INSTRUCTIONS FOR THE TASK
Output every entry exactly, from the first line to the last.

INPUT MATERIAL
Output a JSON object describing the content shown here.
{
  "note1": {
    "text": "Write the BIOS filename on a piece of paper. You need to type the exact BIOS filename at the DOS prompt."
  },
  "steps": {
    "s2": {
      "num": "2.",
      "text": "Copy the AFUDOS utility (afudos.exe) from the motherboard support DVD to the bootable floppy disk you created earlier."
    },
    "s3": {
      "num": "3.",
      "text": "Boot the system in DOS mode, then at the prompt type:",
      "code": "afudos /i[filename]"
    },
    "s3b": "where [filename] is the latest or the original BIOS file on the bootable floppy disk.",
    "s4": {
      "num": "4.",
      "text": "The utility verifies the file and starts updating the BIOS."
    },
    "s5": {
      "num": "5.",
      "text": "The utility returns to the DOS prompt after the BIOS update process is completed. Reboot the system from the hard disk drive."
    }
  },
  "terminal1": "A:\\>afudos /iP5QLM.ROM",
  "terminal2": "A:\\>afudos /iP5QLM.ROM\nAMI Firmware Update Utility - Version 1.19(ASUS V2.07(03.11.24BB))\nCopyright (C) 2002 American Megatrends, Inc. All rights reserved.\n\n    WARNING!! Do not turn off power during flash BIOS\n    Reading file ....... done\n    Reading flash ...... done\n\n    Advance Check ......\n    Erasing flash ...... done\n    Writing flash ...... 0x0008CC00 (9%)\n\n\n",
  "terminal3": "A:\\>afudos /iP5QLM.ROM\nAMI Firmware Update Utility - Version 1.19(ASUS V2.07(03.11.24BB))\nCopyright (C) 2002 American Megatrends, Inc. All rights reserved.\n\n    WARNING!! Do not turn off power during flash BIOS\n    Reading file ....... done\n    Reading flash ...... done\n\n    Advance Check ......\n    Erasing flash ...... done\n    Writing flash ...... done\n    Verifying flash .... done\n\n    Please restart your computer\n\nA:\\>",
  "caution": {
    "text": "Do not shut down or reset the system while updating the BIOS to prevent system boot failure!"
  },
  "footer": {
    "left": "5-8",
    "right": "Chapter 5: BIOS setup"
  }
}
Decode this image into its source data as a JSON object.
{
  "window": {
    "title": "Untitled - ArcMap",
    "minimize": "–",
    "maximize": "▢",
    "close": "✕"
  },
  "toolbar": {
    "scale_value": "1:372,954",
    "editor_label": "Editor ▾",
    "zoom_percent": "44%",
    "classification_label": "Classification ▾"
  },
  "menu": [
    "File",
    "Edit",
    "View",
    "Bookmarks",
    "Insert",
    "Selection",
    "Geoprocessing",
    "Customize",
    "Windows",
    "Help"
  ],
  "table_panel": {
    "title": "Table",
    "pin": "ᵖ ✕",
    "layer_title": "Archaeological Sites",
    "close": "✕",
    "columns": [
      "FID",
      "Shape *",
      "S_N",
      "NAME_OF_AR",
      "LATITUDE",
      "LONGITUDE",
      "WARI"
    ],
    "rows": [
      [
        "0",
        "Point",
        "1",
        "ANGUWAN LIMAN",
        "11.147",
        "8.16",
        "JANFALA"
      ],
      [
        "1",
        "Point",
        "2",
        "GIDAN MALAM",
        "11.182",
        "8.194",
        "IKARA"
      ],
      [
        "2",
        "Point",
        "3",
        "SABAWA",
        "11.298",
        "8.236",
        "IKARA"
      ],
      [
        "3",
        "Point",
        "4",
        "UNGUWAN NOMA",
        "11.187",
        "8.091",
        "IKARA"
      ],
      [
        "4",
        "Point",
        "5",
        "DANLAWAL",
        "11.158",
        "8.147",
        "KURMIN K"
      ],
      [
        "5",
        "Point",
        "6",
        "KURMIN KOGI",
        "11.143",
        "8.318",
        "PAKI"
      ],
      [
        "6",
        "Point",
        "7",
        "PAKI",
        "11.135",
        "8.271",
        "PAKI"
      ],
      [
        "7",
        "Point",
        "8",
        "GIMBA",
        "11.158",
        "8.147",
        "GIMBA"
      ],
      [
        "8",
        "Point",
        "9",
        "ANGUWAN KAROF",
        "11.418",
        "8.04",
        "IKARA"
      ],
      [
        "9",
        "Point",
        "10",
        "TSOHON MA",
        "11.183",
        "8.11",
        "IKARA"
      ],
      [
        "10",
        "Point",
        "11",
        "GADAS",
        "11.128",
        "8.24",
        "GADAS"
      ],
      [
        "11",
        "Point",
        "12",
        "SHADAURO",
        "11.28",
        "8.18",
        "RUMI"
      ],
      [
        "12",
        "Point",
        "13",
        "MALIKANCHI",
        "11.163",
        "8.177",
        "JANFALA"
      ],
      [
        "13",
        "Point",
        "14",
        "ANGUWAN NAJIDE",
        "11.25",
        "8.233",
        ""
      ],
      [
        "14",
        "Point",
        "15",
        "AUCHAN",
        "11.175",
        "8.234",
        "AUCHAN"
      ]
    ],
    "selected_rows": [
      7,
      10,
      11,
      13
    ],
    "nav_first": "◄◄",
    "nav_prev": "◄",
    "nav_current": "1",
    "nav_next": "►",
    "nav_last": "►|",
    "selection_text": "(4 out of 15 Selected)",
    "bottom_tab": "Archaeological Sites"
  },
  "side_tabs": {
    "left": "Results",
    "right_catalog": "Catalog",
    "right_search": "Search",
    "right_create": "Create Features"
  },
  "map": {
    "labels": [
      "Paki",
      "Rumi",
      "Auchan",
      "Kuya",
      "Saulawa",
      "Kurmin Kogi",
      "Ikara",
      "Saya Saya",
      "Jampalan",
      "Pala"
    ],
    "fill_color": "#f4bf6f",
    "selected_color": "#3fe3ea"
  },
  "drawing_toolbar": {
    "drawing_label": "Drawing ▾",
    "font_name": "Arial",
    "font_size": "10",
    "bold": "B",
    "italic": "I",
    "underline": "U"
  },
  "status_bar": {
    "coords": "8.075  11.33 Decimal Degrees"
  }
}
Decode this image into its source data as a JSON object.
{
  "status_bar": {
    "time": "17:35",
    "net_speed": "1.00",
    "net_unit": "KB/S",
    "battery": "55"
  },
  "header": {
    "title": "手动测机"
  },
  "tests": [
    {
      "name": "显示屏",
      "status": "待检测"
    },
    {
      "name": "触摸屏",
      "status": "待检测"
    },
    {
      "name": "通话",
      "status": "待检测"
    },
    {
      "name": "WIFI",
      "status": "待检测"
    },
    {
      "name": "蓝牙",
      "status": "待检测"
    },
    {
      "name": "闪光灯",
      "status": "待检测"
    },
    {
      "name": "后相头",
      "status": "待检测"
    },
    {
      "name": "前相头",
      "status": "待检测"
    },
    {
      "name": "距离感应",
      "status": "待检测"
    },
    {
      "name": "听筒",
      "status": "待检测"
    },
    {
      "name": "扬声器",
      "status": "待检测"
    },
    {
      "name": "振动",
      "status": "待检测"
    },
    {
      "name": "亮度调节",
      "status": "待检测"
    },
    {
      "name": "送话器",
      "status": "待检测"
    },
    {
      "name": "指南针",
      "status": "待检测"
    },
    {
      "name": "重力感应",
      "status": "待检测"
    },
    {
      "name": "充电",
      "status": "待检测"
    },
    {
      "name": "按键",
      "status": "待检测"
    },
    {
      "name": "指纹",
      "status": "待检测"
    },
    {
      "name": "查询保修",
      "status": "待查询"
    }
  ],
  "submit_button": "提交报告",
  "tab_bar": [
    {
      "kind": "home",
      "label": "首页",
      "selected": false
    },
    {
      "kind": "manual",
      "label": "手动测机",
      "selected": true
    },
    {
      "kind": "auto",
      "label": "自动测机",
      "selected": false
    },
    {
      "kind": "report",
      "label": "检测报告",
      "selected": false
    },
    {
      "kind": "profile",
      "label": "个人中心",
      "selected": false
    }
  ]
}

RESULT OF THE TASK
Output a JSON object describing the content shown here.
{
  "note1": {
    "text": "Write the BIOS filename on a piece of paper. You need to type the exact BIOS filename at the DOS prompt."
  },
  "steps": {
    "s2": {
      "num": "2.",
      "text": "Copy the AFUDOS utility (afudos.exe) from the motherboard support DVD to the bootable floppy disk you created earlier."
    },
    "s3": {
      "num": "3.",
      "text": "Boot the system in DOS mode, then at the prompt type:",
      "code": "afudos /i[filename]"
    },
    "s3b": "where [filename] is the latest or the original BIOS file on the bootable floppy disk.",
    "s4": {
      "num": "4.",
      "text": "The utility verifies the file and starts updating the BIOS."
    },
    "s5": {
      "num": "5.",
      "text": "The utility returns to the DOS prompt after the BIOS update process is completed. Reboot the system from the hard disk drive."
    }
  },
  "terminal1": "A:\\>afudos /iP5QLM.ROM",
  "terminal2": "A:\\>afudos /iP5QLM.ROM\nAMI Firmware Update Utility - Version 1.19(ASUS V2.07(03.11.24BB))\nCopyright (C) 2002 American Megatrends, Inc. All rights reserved.\n\n    WARNING!! Do not turn off power during flash BIOS\n    Reading file ....... done\n    Reading flash ...... done\n\n    Advance Check ......\n    Erasing flash ...... done\n    Writing flash ...... 0x0008CC00 (9%)\n\n\n",
  "terminal3": "A:\\>afudos /iP5QLM.ROM\nAMI Firmware Update Utility - Version 1.19(ASUS V2.07(03.11.24BB))\nCopyright (C) 2002 American Megatrends, Inc. All rights reserved.\n\n    WARNING!! Do not turn off power during flash BIOS\n    Reading file ....... done\n    Reading flash ...... done\n\n    Advance Check ......\n    Erasing flash ...... done\n    Writing flash ...... done\n    Verifying flash .... done\n\n    Please restart your computer\n\nA:\\>",
  "caution": {
    "text": "Do not shut down or reset the system while updating the BIOS to prevent system boot failure!"
  },
  "footer": {
    "left": "5-8",
    "right": "Chapter 5: BIOS setup"
  }
}
Decode this image into its source data as a JSON object.
{
  "window": {
    "title": "Untitled - ArcMap",
    "minimize": "–",
    "maximize": "▢",
    "close": "✕"
  },
  "toolbar": {
    "scale_value": "1:372,954",
    "editor_label": "Editor ▾",
    "zoom_percent": "44%",
    "classification_label": "Classification ▾"
  },
  "menu": [
    "File",
    "Edit",
    "View",
    "Bookmarks",
    "Insert",
    "Selection",
    "Geoprocessing",
    "Customize",
    "Windows",
    "Help"
  ],
  "table_panel": {
    "title": "Table",
    "pin": "ᵖ ✕",
    "layer_title": "Archaeological Sites",
    "close": "✕",
    "columns": [
      "FID",
      "Shape *",
      "S_N",
      "NAME_OF_AR",
      "LATITUDE",
      "LONGITUDE",
      "WARI"
    ],
    "rows": [
      [
        "0",
        "Point",
        "1",
        "ANGUWAN LIMAN",
        "11.147",
        "8.16",
        "JANFALA"
      ],
      [
        "1",
        "Point",
        "2",
        "GIDAN MALAM",
        "11.182",
        "8.194",
        "IKARA"
      ],
      [
        "2",
        "Point",
        "3",
        "SABAWA",
        "11.298",
        "8.236",
        "IKARA"
      ],
      [
        "3",
        "Point",
        "4",
        "UNGUWAN NOMA",
        "11.187",
        "8.091",
        "IKARA"
      ],
      [
        "4",
        "Point",
        "5",
        "DANLAWAL",
        "11.158",
        "8.147",
        "KURMIN K"
      ],
      [
        "5",
        "Point",
        "6",
        "KURMIN KOGI",
        "11.143",
        "8.318",
        "PAKI"
      ],
      [
        "6",
        "Point",
        "7",
        "PAKI",
        "11.135",
        "8.271",
        "PAKI"
      ],
      [
        "7",
        "Point",
        "8",
        "GIMBA",
        "11.158",
        "8.147",
        "GIMBA"
      ],
      [
        "8",
        "Point",
        "9",
        "ANGUWAN KAROF",
        "11.418",
        "8.04",
        "IKARA"
      ],
      [
        "9",
        "Point",
        "10",
        "TSOHON MA",
        "11.183",
        "8.11",
        "IKARA"
      ],
      [
        "10",
        "Point",
        "11",
        "GADAS",
        "11.128",
        "8.24",
        "GADAS"
      ],
      [
        "11",
        "Point",
        "12",
        "SHADAURO",
        "11.28",
        "8.18",
        "RUMI"
      ],
      [
        "12",
        "Point",
        "13",
        "MALIKANCHI",
        "11.163",
        "8.177",
        "JANFALA"
      ],
      [
        "13",
        "Point",
        "14",
        "ANGUWAN NAJIDE",
        "11.25",
        "8.233",
        ""
      ],
      [
        "14",
        "Point",
        "15",
        "AUCHAN",
        "11.175",
        "8.234",
        "AUCHAN"
      ]
    ],
    "selected_rows": [
      7,
      10,
      11,
      13
    ],
    "nav_first": "◄◄",
    "nav_prev": "◄",
    "nav_current": "1",
    "nav_next": "►",
    "nav_last": "►|",
    "selection_text": "(4 out of 15 Selected)",
    "bottom_tab": "Archaeological Sites"
  },
  "side_tabs": {
    "left": "Results",
    "right_catalog": "Catalog",
    "right_search": "Search",
    "right_create": "Create Features"
  },
  "map": {
    "labels": [
      "Paki",
      "Rumi",
      "Auchan",
      "Kuya",
      "Saulawa",
      "Kurmin Kogi",
      "Ikara",
      "Saya Saya",
      "Jampalan",
      "Pala"
    ],
    "fill_color": "#f4bf6f",
    "selected_color": "#3fe3ea"
  },
  "drawing_toolbar": {
    "drawing_label": "Drawing ▾",
    "font_name": "Arial",
    "font_size": "10",
    "bold": "B",
    "italic": "I",
    "underline": "U"
  },
  "status_bar": {
    "coords": "8.075  11.33 Decimal Degrees"
  }
}
Decode this image into its source data as a JSON object.
{
  "status_bar": {
    "time": "17:35",
    "net_speed": "1.00",
    "net_unit": "KB/S",
    "battery": "55"
  },
  "header": {
    "title": "手动测机"
  },
  "tests": [
    {
      "name": "显示屏",
      "status": "待检测"
    },
    {
      "name": "触摸屏",
      "status": "待检测"
    },
    {
      "name": "通话",
      "status": "待检测"
    },
    {
      "name": "WIFI",
      "status": "待检测"
    },
    {
      "name": "蓝牙",
      "status": "待检测"
    },
    {
      "name": "闪光灯",
      "status": "待检测"
    },
    {
      "name": "后相头",
      "status": "待检测"
    },
    {
      "name": "前相头",
      "status": "待检测"
    },
    {
      "name": "距离感应",
      "status": "待检测"
    },
    {
      "name": "听筒",
      "status": "待检测"
    },
    {
      "name": "扬声器",
      "status": "待检测"
    },
    {
      "name": "振动",
      "status": "待检测"
    },
    {
      "name": "亮度调节",
      "status": "待检测"
    },
    {
      "name": "送话器",
      "status": "待检测"
    },
    {
      "name": "指南针",
      "status": "待检测"
    },
    {
      "name": "重力感应",
      "status": "待检测"
    },
    {
      "name": "充电",
      "status": "待检测"
    },
    {
      "name": "按键",
      "status": "待检测"
    },
    {
      "name": "指纹",
      "status": "待检测"
    },
    {
      "name": "查询保修",
      "status": "待查询"
    }
  ],
  "submit_button": "提交报告",
  "tab_bar": [
    {
      "kind": "home",
      "label": "首页",
      "selected": false
    },
    {
      "kind": "manual",
      "label": "手动测机",
      "selected": true
    },
    {
      "kind": "auto",
      "label": "自动测机",
      "selected": false
    },
    {
      "kind": "report",
      "label": "检测报告",
      "selected": false
    },
    {
      "kind": "profile",
      "label": "个人中心",
      "selected": false
    }
  ]
}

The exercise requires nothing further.